_REQUIRED WORK_. Search the material and gather each line with "будет" in it.

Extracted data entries
══════
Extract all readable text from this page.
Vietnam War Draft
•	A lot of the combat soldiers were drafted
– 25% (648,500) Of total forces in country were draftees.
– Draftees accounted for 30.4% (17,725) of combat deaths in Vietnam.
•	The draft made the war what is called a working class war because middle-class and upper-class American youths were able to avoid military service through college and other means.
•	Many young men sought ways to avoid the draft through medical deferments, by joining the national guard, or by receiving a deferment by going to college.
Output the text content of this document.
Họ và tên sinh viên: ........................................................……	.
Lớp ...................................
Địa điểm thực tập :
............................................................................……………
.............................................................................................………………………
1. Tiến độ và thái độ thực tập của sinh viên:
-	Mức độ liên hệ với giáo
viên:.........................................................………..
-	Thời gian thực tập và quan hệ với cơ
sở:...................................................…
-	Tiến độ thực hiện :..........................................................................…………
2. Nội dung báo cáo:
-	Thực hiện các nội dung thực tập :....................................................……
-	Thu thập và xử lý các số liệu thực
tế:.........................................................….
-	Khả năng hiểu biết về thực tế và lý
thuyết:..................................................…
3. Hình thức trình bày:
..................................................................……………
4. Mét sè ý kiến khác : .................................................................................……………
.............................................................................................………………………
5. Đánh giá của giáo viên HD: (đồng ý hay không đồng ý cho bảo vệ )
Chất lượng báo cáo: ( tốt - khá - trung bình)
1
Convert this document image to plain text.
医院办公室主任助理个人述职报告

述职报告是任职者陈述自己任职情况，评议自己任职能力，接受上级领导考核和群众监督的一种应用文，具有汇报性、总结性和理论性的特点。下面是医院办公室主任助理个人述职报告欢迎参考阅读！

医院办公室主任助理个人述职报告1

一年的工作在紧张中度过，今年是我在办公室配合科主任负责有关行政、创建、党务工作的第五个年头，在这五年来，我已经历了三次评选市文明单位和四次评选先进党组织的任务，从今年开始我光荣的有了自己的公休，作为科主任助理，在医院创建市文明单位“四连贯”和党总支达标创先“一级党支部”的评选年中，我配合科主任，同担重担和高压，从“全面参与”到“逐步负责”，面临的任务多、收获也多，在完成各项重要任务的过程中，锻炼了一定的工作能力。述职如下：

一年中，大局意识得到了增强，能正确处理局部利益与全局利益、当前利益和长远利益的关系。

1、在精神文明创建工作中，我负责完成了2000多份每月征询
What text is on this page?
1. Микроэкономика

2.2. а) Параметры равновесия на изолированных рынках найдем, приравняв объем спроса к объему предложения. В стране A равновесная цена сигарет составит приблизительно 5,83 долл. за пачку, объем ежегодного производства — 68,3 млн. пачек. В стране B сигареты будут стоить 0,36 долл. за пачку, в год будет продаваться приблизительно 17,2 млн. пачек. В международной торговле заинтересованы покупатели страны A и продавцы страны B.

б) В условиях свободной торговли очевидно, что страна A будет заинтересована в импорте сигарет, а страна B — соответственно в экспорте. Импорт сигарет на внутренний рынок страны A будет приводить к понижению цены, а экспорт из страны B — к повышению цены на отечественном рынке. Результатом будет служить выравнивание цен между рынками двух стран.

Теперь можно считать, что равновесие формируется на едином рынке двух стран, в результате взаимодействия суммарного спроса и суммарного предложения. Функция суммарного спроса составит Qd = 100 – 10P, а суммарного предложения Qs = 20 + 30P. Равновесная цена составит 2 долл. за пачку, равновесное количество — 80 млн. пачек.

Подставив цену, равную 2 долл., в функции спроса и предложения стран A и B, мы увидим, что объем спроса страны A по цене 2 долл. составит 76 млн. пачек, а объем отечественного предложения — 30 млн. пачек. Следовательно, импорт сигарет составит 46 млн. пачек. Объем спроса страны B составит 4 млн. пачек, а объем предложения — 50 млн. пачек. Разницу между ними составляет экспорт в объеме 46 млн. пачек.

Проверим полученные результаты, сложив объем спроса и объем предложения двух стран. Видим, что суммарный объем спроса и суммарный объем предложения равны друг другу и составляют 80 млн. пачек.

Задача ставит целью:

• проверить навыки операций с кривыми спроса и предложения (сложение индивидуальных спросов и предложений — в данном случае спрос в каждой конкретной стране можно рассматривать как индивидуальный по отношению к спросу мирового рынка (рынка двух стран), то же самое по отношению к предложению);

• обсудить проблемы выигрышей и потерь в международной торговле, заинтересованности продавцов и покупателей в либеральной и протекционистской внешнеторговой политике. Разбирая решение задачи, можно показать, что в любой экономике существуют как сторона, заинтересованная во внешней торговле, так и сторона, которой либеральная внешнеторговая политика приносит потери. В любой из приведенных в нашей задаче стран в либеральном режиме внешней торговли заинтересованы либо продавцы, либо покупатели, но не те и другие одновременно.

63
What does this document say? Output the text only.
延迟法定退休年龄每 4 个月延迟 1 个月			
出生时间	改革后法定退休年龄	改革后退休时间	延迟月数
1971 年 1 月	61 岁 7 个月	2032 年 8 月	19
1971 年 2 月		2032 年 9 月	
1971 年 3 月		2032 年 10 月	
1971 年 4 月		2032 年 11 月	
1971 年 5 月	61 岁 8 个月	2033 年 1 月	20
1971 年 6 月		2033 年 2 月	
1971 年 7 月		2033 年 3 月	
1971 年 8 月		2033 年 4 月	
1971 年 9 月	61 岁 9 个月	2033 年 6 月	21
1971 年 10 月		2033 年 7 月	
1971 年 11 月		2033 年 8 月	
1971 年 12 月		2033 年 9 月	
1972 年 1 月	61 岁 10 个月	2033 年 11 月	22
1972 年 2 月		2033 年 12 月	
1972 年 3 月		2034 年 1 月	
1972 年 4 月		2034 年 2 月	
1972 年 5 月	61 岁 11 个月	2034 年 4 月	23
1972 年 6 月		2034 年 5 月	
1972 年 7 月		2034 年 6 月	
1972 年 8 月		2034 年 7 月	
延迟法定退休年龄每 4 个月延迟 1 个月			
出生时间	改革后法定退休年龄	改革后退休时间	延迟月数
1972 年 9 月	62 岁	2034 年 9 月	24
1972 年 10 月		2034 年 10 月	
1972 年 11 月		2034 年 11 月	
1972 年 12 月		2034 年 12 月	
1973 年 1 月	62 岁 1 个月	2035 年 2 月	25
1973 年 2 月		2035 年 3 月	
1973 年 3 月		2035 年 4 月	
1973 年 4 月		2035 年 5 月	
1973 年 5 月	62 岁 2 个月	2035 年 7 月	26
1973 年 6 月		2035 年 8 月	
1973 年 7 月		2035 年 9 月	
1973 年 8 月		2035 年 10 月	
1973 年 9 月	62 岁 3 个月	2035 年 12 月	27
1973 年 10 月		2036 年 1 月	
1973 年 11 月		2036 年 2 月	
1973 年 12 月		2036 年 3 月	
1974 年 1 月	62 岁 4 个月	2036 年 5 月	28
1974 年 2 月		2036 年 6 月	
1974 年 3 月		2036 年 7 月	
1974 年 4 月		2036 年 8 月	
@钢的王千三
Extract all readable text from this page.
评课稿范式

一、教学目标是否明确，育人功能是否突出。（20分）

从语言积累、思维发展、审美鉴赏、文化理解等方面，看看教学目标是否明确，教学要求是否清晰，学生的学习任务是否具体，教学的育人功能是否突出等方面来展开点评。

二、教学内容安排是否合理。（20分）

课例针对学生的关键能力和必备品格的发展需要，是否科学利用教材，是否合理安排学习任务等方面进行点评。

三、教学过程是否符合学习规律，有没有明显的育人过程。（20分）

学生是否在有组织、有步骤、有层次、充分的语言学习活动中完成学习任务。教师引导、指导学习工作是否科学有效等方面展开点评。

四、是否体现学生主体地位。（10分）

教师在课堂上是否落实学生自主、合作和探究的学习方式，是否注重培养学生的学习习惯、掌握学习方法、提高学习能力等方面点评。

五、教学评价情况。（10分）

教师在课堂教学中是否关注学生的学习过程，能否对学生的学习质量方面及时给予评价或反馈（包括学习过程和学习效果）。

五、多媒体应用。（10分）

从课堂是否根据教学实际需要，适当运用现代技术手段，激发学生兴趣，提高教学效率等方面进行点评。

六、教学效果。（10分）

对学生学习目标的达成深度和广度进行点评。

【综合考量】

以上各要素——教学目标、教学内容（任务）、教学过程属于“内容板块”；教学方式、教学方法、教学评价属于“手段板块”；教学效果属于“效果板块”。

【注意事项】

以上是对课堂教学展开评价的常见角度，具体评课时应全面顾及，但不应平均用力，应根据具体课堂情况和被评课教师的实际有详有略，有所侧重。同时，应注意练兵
══════
_TASK OUTPUT_.
2.2. а) Параметры равновесия на изолированных рынках найдем, приравняв объем спроса к объему предложения. В стране A равновесная цена сигарет составит приблизительно 5,83 долл. за пачку, объем ежегодного производства — 68,3 млн. пачек. В стране B сигареты будут стоить 0,36 долл. за пачку, в год будет продаваться приблизительно 17,2 млн. пачек. В международной торговле заинтересованы покупатели страны A и продавцы страны B.
б) В условиях свободной торговли очевидно, что страна A будет заинтересована в импорте сигарет, а страна B — соответственно в экспорте. Импорт сигарет на внутренний рынок страны A будет приводить к понижению цены, а экспорт из страны B — к повышению цены на отечественном рынке. Результатом будет служить выравнивание цен между рынками двух стран.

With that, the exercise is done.